Given information:
....................
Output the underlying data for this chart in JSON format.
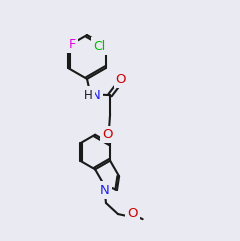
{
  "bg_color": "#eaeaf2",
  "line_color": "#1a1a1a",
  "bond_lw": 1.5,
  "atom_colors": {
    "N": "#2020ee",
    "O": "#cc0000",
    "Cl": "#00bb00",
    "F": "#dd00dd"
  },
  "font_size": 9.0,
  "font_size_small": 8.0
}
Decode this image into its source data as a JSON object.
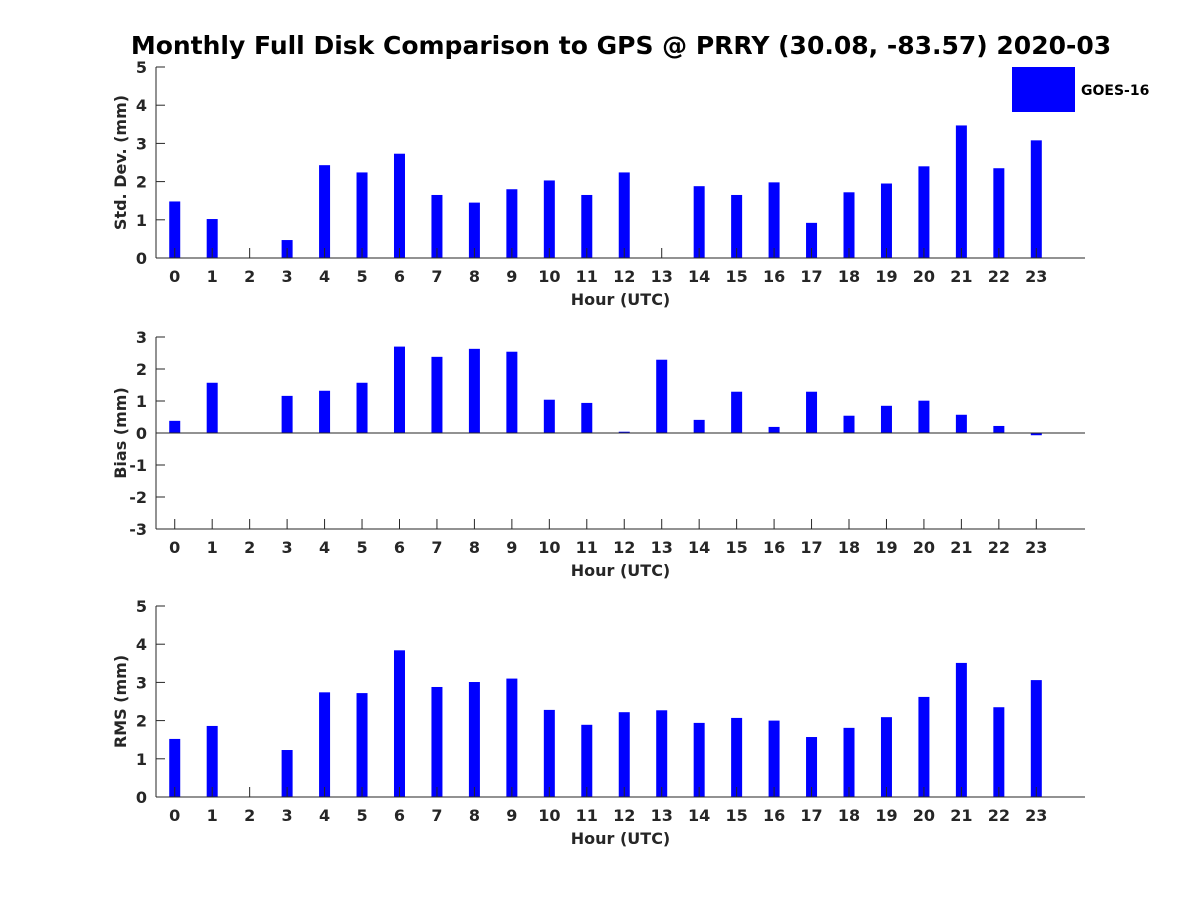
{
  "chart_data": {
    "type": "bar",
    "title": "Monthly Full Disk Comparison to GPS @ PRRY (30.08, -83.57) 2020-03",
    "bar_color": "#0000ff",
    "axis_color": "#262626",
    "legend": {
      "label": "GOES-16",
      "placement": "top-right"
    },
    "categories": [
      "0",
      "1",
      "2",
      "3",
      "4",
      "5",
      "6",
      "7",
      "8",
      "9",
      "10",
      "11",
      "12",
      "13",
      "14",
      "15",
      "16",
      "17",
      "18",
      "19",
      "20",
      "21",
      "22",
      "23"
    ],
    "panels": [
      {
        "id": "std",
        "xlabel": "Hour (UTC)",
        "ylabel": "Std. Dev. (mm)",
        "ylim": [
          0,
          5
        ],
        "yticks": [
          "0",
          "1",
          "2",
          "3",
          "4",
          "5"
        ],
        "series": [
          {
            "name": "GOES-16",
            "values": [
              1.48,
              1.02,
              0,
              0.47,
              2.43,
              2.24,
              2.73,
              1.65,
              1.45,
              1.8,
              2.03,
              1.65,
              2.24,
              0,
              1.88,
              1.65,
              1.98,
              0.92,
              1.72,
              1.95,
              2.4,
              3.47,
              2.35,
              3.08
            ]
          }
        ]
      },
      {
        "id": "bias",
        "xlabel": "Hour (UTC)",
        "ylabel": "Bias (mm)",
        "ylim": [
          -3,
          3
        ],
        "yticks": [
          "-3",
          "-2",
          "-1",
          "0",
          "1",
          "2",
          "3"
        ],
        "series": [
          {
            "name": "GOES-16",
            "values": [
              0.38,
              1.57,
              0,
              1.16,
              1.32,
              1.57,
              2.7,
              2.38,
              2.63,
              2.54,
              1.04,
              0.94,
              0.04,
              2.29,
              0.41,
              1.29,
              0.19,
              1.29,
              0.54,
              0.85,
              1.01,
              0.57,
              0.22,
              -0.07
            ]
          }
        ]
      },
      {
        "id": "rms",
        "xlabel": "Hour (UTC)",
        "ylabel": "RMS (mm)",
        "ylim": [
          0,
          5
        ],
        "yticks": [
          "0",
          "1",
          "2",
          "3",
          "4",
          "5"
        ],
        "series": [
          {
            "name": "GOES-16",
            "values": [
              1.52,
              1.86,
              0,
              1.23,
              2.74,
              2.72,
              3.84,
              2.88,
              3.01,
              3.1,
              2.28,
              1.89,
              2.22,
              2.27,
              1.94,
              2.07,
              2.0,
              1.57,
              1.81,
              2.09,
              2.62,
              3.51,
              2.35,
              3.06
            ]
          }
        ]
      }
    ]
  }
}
....................
Exercise aim: Go through the entries above and output them exactly, without pictures.

Correct output:
Output the underlying data for this chart in JSON format.
{
  "bg_color": "#eaeaf2",
  "line_color": "#1a1a1a",
  "bond_lw": 1.5,
  "atom_colors": {
    "N": "#2020ee",
    "O": "#cc0000",
    "Cl": "#00bb00",
    "F": "#dd00dd"
  },
  "font_size": 9.0,
  "font_size_small": 8.0
}
Decode this image into its source data as a JSON object.
{
  "chart_data": {
    "type": "bar",
    "title": "Monthly Full Disk Comparison to GPS @ PRRY (30.08, -83.57) 2020-03",
    "bar_color": "#0000ff",
    "axis_color": "#262626",
    "legend": {
      "label": "GOES-16",
      "placement": "top-right"
    },
    "categories": [
      "0",
      "1",
      "2",
      "3",
      "4",
      "5",
      "6",
      "7",
      "8",
      "9",
      "10",
      "11",
      "12",
      "13",
      "14",
      "15",
      "16",
      "17",
      "18",
      "19",
      "20",
      "21",
      "22",
      "23"
    ],
    "panels": [
      {
        "id": "std",
        "xlabel": "Hour (UTC)",
        "ylabel": "Std. Dev. (mm)",
        "ylim": [
          0,
          5
        ],
        "yticks": [
          "0",
          "1",
          "2",
          "3",
          "4",
          "5"
        ],
        "series": [
          {
            "name": "GOES-16",
            "values": [
              1.48,
              1.02,
              0,
              0.47,
              2.43,
              2.24,
              2.73,
              1.65,
              1.45,
              1.8,
              2.03,
              1.65,
              2.24,
              0,
              1.88,
              1.65,
              1.98,
              0.92,
              1.72,
              1.95,
              2.4,
              3.47,
              2.35,
              3.08
            ]
          }
        ]
      },
      {
        "id": "bias",
        "xlabel": "Hour (UTC)",
        "ylabel": "Bias (mm)",
        "ylim": [
          -3,
          3
        ],
        "yticks": [
          "-3",
          "-2",
          "-1",
          "0",
          "1",
          "2",
          "3"
        ],
        "series": [
          {
            "name": "GOES-16",
            "values": [
              0.38,
              1.57,
              0,
              1.16,
              1.32,
              1.57,
              2.7,
              2.38,
              2.63,
              2.54,
              1.04,
              0.94,
              0.04,
              2.29,
              0.41,
              1.29,
              0.19,
              1.29,
              0.54,
              0.85,
              1.01,
              0.57,
              0.22,
              -0.07
            ]
          }
        ]
      },
      {
        "id": "rms",
        "xlabel": "Hour (UTC)",
        "ylabel": "RMS (mm)",
        "ylim": [
          0,
          5
        ],
        "yticks": [
          "0",
          "1",
          "2",
          "3",
          "4",
          "5"
        ],
        "series": [
          {
            "name": "GOES-16",
            "values": [
              1.52,
              1.86,
              0,
              1.23,
              2.74,
              2.72,
              3.84,
              2.88,
              3.01,
              3.1,
              2.28,
              1.89,
              2.22,
              2.27,
              1.94,
              2.07,
              2.0,
              1.57,
              1.81,
              2.09,
              2.62,
              3.51,
              2.35,
              3.06
            ]
          }
        ]
      }
    ]
  }
}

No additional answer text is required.